Exercise prompt:
What is the number of lines containing the word "краю"? Give that number alone.
----- Data listing -----
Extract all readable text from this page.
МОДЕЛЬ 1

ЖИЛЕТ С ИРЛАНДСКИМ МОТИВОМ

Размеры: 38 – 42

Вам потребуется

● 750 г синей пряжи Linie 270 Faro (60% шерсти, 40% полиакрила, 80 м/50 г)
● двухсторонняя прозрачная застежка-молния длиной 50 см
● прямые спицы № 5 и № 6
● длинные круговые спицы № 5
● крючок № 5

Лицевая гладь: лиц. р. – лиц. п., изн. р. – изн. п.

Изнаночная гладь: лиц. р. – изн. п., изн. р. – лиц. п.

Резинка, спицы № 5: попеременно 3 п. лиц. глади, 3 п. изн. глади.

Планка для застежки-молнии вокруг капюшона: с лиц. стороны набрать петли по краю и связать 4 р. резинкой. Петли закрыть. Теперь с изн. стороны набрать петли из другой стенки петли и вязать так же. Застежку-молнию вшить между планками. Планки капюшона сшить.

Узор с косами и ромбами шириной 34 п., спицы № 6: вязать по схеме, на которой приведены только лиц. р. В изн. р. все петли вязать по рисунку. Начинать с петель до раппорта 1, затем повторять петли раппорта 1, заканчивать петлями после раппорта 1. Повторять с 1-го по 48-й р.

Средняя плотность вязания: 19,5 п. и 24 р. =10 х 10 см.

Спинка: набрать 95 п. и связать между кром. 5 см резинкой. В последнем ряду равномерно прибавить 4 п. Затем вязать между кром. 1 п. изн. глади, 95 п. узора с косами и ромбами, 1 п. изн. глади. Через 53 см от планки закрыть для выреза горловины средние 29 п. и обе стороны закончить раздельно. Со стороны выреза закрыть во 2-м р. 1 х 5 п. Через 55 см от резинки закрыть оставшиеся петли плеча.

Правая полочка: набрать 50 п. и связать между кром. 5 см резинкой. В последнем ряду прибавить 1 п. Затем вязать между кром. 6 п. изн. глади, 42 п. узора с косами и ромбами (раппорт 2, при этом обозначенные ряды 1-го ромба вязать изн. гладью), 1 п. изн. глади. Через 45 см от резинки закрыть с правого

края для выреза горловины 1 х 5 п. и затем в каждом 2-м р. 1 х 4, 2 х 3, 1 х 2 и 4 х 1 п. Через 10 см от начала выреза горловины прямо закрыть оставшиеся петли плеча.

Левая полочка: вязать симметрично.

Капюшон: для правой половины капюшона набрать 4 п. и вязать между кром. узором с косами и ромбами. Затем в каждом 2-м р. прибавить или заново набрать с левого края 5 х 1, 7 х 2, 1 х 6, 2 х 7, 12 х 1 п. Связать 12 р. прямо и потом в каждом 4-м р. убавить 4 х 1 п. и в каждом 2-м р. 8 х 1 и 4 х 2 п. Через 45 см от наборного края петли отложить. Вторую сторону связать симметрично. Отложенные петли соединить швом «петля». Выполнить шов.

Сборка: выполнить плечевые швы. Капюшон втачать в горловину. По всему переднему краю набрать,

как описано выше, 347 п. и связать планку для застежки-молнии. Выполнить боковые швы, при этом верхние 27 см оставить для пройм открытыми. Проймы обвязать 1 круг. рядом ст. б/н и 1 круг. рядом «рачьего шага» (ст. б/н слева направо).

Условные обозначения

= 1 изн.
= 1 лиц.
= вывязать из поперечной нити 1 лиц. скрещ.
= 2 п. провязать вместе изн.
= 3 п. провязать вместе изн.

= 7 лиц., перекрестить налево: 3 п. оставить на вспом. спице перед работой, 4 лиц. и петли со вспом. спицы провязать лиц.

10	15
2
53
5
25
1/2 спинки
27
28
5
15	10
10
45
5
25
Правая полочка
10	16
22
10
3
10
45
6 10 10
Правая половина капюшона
-----
Solution to this problem:
2